-- Requirements --
Search the data below for the string "sowie". Extract every line that contains it.

-- Data for the task --
##############################
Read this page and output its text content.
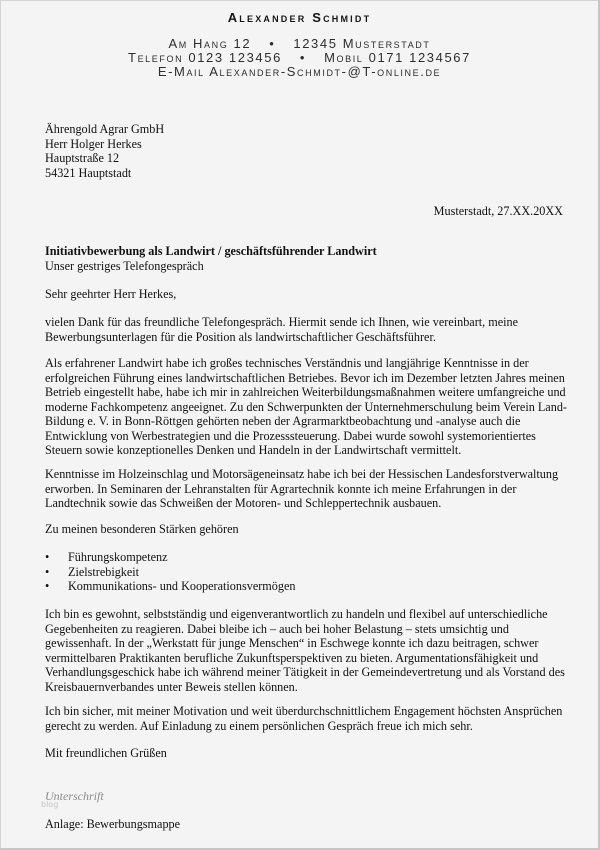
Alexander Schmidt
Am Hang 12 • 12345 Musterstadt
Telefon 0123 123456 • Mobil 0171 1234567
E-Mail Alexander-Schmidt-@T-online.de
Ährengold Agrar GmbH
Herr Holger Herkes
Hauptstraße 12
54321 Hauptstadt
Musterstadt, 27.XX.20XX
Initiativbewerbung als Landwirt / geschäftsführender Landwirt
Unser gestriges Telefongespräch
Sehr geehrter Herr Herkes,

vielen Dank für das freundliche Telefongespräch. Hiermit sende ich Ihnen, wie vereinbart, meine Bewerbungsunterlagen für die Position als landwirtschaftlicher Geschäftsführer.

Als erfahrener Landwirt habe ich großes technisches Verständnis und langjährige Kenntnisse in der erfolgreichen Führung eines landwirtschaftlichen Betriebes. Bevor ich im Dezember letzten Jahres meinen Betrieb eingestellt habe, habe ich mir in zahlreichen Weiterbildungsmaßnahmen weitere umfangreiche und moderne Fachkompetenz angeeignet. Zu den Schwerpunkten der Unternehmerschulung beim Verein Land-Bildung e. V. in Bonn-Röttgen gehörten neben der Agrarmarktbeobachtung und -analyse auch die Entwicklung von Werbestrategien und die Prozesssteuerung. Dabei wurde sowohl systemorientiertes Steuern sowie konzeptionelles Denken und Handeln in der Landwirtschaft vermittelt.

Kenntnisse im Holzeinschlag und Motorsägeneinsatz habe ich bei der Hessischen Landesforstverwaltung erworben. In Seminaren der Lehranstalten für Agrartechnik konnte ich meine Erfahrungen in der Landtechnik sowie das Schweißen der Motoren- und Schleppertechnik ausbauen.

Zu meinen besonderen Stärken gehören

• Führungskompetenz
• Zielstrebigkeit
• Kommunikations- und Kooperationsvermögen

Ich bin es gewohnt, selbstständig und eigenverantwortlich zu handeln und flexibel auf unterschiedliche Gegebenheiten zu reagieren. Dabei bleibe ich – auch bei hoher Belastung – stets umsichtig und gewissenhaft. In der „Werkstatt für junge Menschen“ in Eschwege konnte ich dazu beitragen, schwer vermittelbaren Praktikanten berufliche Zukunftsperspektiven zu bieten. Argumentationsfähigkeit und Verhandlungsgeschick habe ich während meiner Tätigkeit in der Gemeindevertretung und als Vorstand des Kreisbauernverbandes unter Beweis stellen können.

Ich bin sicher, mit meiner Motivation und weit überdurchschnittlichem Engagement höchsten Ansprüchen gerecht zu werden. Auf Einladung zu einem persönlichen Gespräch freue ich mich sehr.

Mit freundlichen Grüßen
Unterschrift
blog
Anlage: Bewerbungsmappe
##############################
-- Finished answer --
Als erfahrener Landwirt habe ich großes technisches Verständnis und langjährige Kenntnisse in der erfolgreichen Führung eines landwirtschaftlichen Betriebes. Bevor ich im Dezember letzten Jahres meinen Betrieb eingestellt habe, habe ich mir in zahlreichen Weiterbildungsmaßnahmen weitere umfangreiche und moderne Fachkompetenz angeeignet. Zu den Schwerpunkten der Unternehmerschulung beim Verein Land-Bildung e. V. in Bonn-Röttgen gehörten neben der Agrarmarktbeobachtung und -analyse auch die Entwicklung von Werbestrategien und die Prozesssteuerung. Dabei wurde sowohl systemorientiertes Steuern sowie konzeptionelles Denken und Handeln in der Landwirtschaft vermittelt.
Kenntnisse im Holzeinschlag und Motorsägeneinsatz habe ich bei der Hessischen Landesforstverwaltung erworben. In Seminaren der Lehranstalten für Agrartechnik konnte ich meine Erfahrungen in der Landtechnik sowie das Schweißen der Motoren- und Schleppertechnik ausbauen.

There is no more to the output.